▸ What this task involves: Return each line that holds the word "calculate".

▸ Stored items from a collection:
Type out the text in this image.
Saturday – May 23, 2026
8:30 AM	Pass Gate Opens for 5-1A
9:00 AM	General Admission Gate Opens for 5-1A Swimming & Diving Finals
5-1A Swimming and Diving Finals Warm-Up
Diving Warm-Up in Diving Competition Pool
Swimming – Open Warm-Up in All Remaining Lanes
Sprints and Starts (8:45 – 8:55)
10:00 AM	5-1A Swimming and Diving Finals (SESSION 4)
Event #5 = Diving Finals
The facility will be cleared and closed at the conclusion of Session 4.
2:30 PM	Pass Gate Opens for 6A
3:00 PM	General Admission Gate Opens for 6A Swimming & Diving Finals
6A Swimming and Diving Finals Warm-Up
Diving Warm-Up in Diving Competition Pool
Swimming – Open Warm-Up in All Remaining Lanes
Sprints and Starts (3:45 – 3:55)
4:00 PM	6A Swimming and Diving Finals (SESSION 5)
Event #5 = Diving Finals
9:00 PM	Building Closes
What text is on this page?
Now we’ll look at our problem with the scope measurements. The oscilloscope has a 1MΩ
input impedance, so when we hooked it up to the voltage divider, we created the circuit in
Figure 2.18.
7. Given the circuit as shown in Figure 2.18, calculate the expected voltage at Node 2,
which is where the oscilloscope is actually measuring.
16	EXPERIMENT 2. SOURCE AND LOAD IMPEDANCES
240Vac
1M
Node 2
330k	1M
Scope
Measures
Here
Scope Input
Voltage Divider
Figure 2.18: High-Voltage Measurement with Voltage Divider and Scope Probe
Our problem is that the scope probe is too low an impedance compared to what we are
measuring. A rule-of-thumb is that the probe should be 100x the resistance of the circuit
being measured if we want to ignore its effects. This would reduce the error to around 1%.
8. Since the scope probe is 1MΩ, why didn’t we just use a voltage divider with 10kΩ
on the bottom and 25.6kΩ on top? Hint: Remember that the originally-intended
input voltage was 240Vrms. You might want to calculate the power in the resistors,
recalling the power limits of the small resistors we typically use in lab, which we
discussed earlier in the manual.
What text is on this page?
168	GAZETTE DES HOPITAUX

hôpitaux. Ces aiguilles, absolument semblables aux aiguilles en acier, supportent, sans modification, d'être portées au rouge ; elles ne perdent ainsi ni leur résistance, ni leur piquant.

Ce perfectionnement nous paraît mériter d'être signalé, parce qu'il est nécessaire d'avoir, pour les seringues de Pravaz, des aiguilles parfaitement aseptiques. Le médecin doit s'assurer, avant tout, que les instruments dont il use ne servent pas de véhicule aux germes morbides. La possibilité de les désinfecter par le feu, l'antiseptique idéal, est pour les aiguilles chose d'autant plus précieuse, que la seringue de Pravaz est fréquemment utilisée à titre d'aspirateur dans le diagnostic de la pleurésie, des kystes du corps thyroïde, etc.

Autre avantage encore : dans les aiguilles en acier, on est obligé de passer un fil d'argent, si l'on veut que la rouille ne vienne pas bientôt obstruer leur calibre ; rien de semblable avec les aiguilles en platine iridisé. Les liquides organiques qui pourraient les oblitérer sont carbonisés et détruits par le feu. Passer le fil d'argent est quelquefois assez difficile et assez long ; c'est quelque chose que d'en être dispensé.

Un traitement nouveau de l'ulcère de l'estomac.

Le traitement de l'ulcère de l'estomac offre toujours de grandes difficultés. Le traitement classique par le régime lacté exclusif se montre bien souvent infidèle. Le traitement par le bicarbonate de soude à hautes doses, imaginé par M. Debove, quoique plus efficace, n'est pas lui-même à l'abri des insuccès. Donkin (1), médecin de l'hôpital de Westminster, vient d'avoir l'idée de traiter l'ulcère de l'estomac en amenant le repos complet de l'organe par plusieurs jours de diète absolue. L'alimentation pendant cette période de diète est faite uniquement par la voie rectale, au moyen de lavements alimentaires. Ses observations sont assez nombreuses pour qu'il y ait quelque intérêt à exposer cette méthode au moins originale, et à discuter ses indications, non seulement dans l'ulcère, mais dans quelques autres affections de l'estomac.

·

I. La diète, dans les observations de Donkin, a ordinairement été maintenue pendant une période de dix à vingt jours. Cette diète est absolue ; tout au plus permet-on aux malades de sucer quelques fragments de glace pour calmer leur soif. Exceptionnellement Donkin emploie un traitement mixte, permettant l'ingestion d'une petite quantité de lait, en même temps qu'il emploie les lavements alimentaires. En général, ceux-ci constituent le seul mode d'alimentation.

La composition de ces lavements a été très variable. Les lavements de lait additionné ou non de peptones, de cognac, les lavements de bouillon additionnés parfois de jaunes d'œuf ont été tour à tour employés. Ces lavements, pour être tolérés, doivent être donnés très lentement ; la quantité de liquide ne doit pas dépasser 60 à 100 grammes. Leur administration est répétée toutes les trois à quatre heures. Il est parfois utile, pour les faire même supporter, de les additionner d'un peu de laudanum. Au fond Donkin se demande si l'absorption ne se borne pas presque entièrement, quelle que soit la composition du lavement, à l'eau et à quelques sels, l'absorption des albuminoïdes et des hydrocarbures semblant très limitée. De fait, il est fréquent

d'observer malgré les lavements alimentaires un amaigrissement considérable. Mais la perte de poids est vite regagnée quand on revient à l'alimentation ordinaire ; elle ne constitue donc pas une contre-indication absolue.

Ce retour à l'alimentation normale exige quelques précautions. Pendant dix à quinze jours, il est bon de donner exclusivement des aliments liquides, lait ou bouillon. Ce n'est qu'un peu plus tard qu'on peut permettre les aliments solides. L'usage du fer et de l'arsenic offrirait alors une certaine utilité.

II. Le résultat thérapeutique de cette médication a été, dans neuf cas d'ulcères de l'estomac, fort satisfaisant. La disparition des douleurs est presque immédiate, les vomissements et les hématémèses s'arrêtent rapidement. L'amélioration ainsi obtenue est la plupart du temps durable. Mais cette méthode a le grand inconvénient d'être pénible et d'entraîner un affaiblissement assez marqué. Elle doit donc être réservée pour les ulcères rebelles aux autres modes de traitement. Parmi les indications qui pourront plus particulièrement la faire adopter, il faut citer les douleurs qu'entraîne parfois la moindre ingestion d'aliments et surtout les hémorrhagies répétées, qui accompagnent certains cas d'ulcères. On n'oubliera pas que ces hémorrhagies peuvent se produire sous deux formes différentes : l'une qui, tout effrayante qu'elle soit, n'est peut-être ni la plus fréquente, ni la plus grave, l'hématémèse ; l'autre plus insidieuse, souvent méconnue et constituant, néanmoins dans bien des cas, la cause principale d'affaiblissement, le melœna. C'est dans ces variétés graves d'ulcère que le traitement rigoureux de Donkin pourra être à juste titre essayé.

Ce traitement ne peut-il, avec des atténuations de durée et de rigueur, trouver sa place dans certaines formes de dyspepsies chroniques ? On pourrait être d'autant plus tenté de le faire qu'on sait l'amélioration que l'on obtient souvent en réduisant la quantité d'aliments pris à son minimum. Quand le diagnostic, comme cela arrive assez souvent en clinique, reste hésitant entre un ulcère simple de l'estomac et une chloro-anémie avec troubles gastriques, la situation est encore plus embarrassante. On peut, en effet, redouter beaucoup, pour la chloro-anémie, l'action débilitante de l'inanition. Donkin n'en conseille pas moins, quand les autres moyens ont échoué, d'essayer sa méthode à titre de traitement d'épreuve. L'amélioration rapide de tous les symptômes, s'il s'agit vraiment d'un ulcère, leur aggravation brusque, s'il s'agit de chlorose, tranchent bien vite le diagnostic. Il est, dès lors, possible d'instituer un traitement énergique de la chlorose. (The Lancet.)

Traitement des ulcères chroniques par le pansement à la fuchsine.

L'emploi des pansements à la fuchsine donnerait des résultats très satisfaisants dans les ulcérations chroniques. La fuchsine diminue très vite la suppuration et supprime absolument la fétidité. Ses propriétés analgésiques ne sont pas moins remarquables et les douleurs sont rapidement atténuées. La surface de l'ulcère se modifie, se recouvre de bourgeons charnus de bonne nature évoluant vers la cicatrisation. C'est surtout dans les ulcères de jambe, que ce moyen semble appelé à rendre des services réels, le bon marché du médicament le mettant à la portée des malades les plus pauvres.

▸ Exercise output:
7. Given the circuit as shown in Figure 2.18, calculate the expected voltage at Node 2,
input voltage was 240Vrms. You might want to calculate the power in the resistors,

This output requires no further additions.